Records from a collection of figures:
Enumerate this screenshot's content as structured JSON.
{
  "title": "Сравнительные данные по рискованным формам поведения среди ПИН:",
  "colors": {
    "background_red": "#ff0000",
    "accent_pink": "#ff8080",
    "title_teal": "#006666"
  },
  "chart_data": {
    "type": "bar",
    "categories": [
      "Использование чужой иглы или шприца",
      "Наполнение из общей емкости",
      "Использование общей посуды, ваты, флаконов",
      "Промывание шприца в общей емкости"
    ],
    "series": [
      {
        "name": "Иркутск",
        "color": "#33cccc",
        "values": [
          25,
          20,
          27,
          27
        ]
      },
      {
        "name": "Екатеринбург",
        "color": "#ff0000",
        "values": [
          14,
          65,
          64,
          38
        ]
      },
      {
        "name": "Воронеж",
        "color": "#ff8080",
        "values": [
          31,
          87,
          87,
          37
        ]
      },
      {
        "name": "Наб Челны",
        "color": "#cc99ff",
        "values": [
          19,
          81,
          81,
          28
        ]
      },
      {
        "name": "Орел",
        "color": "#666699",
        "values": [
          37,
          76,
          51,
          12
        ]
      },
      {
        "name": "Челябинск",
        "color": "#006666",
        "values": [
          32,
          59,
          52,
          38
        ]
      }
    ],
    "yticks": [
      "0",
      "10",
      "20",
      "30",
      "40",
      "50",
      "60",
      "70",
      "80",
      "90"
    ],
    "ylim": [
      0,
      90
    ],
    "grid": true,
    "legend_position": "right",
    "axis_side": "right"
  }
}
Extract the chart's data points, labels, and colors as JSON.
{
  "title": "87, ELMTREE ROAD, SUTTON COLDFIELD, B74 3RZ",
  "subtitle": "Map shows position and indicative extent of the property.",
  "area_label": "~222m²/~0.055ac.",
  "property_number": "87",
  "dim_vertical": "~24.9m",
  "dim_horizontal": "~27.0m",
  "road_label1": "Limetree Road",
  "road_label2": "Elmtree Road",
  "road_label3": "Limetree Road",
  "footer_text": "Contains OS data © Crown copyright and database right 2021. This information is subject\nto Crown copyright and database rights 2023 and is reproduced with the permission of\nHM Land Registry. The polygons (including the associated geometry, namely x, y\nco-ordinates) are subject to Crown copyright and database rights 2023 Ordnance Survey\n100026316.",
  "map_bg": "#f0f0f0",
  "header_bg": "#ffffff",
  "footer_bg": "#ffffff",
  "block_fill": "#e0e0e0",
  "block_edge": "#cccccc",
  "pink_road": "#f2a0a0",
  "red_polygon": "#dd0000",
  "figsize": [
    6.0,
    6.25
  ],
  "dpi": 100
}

Task instructions:
Go back to the listing above and please repeat it exactly.

Reply:
Enumerate this screenshot's content as structured JSON.
{
  "title": "Сравнительные данные по рискованным формам поведения среди ПИН:",
  "colors": {
    "background_red": "#ff0000",
    "accent_pink": "#ff8080",
    "title_teal": "#006666"
  },
  "chart_data": {
    "type": "bar",
    "categories": [
      "Использование чужой иглы или шприца",
      "Наполнение из общей емкости",
      "Использование общей посуды, ваты, флаконов",
      "Промывание шприца в общей емкости"
    ],
    "series": [
      {
        "name": "Иркутск",
        "color": "#33cccc",
        "values": [
          25,
          20,
          27,
          27
        ]
      },
      {
        "name": "Екатеринбург",
        "color": "#ff0000",
        "values": [
          14,
          65,
          64,
          38
        ]
      },
      {
        "name": "Воронеж",
        "color": "#ff8080",
        "values": [
          31,
          87,
          87,
          37
        ]
      },
      {
        "name": "Наб Челны",
        "color": "#cc99ff",
        "values": [
          19,
          81,
          81,
          28
        ]
      },
      {
        "name": "Орел",
        "color": "#666699",
        "values": [
          37,
          76,
          51,
          12
        ]
      },
      {
        "name": "Челябинск",
        "color": "#006666",
        "values": [
          32,
          59,
          52,
          38
        ]
      }
    ],
    "yticks": [
      "0",
      "10",
      "20",
      "30",
      "40",
      "50",
      "60",
      "70",
      "80",
      "90"
    ],
    "ylim": [
      0,
      90
    ],
    "grid": true,
    "legend_position": "right",
    "axis_side": "right"
  }
}
Extract the chart's data points, labels, and colors as JSON.
{
  "title": "87, ELMTREE ROAD, SUTTON COLDFIELD, B74 3RZ",
  "subtitle": "Map shows position and indicative extent of the property.",
  "area_label": "~222m²/~0.055ac.",
  "property_number": "87",
  "dim_vertical": "~24.9m",
  "dim_horizontal": "~27.0m",
  "road_label1": "Limetree Road",
  "road_label2": "Elmtree Road",
  "road_label3": "Limetree Road",
  "footer_text": "Contains OS data © Crown copyright and database right 2021. This information is subject\nto Crown copyright and database rights 2023 and is reproduced with the permission of\nHM Land Registry. The polygons (including the associated geometry, namely x, y\nco-ordinates) are subject to Crown copyright and database rights 2023 Ordnance Survey\n100026316.",
  "map_bg": "#f0f0f0",
  "header_bg": "#ffffff",
  "footer_bg": "#ffffff",
  "block_fill": "#e0e0e0",
  "block_edge": "#cccccc",
  "pink_road": "#f2a0a0",
  "red_polygon": "#dd0000",
  "figsize": [
    6.0,
    6.25
  ],
  "dpi": 100
}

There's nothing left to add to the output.